## Required task
Find the lines containing the word "title" and copy every one of them.

Figure record extracts:
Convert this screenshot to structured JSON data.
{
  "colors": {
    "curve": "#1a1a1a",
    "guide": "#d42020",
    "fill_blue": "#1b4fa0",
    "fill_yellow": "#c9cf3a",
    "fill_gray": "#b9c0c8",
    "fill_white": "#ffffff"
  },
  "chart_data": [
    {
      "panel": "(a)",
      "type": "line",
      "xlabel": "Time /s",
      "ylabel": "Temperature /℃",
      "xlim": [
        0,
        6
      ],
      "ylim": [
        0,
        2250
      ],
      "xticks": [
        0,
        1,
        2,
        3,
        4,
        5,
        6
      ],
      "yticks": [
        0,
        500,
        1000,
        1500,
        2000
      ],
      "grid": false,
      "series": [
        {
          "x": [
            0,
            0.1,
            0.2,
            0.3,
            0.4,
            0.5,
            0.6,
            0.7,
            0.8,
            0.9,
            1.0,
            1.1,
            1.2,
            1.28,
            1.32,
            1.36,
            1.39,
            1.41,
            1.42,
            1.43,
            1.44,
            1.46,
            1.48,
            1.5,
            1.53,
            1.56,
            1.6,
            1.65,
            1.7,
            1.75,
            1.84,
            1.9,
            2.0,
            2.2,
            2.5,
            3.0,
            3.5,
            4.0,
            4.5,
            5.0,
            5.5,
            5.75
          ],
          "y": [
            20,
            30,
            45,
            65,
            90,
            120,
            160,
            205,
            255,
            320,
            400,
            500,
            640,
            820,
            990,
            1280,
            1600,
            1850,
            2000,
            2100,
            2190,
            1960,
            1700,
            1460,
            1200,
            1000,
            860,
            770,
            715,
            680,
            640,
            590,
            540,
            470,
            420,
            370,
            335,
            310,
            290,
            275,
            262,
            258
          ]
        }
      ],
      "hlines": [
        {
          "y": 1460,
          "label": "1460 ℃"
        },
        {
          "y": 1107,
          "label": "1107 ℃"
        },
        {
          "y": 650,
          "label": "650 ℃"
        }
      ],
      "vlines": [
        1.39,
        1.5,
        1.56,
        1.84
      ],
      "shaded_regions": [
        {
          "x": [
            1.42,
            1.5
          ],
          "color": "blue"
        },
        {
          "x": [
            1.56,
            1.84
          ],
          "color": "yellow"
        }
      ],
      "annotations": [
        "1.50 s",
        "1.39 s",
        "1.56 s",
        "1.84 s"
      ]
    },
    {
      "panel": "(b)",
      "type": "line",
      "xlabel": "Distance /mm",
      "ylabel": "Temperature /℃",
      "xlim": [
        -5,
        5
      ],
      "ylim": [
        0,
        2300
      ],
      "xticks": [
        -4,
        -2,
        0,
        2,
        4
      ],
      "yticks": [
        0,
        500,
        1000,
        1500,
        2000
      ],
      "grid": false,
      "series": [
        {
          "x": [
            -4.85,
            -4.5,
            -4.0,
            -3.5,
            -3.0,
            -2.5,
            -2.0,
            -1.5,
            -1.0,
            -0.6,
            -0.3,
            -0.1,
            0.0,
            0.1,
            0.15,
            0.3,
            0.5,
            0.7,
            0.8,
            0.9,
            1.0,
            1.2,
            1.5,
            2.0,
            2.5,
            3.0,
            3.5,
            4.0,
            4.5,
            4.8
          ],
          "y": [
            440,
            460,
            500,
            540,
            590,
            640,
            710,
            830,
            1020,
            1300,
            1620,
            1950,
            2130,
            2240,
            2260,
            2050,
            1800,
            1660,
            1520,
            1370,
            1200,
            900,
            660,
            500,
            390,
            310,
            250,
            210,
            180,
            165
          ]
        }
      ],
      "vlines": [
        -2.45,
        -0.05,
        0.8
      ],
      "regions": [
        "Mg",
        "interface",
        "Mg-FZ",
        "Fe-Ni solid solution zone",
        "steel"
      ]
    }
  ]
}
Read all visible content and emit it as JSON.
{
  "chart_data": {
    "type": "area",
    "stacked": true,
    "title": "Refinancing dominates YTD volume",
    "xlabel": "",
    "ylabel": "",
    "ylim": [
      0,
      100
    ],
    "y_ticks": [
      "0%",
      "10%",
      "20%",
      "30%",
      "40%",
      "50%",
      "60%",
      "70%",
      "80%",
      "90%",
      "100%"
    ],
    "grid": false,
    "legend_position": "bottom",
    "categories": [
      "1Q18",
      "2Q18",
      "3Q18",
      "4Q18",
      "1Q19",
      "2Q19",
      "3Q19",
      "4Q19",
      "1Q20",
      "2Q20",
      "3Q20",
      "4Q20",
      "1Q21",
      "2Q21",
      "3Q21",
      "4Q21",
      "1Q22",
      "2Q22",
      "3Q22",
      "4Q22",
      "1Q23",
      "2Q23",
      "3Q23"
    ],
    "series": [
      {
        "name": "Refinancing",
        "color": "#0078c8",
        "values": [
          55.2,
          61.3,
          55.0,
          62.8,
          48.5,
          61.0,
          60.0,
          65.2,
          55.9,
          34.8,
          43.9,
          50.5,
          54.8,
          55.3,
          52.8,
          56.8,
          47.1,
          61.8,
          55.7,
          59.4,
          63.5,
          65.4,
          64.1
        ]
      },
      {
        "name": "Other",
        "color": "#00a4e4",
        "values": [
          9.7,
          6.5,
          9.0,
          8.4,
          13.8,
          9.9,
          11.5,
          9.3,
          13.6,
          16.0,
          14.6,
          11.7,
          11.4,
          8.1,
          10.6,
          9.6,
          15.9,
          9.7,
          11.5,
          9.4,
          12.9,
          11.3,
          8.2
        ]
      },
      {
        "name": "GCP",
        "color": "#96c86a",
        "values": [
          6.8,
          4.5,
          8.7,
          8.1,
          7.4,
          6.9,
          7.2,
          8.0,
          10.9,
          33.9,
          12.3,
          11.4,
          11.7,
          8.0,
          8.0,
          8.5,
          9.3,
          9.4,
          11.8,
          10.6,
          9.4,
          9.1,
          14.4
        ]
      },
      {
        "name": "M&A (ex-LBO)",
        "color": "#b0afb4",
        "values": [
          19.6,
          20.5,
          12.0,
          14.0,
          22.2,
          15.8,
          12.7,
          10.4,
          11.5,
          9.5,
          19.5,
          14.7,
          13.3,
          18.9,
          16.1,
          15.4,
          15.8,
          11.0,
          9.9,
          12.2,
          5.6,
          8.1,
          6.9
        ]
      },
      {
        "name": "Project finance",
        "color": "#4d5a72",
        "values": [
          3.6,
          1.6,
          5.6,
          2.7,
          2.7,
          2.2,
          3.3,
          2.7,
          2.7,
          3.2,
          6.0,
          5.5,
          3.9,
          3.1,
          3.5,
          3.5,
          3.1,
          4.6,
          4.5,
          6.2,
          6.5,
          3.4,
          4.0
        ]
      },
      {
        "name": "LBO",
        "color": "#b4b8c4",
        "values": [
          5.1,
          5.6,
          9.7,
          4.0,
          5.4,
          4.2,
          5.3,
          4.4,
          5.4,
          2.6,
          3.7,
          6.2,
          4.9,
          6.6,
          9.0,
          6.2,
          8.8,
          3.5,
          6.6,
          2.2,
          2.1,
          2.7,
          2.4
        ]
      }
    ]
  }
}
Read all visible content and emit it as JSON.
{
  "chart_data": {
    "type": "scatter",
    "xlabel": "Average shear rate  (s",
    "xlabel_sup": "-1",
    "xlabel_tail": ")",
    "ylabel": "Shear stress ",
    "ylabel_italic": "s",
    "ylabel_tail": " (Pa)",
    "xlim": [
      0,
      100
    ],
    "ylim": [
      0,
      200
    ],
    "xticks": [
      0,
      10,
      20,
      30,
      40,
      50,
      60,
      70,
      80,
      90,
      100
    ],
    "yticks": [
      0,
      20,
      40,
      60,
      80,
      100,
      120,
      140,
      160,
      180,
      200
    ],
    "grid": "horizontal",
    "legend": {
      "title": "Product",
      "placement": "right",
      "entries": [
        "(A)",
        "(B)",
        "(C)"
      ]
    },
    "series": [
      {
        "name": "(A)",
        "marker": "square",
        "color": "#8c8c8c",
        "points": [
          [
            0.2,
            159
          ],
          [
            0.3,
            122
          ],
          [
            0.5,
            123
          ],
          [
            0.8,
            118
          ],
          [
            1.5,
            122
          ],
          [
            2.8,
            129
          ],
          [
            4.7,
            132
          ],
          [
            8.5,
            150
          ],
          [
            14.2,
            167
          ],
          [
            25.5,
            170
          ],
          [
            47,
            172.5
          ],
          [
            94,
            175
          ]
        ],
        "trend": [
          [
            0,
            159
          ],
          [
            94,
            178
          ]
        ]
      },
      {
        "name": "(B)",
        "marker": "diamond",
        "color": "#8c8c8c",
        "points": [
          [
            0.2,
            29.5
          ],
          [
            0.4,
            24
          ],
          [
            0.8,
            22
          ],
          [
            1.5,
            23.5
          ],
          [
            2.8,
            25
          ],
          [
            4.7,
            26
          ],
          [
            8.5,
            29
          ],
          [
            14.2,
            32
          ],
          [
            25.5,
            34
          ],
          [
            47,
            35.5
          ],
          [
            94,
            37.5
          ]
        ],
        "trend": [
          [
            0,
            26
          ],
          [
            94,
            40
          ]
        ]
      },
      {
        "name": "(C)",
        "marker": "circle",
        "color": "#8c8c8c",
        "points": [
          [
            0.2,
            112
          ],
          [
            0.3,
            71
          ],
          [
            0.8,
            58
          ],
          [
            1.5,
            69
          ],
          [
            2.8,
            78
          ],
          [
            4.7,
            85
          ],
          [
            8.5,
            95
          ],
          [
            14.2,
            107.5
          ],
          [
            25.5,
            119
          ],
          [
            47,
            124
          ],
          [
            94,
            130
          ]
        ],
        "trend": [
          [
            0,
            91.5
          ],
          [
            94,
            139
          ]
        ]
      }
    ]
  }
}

## Full solution
    "title": "Refinancing dominates YTD volume",
      "title": "Product",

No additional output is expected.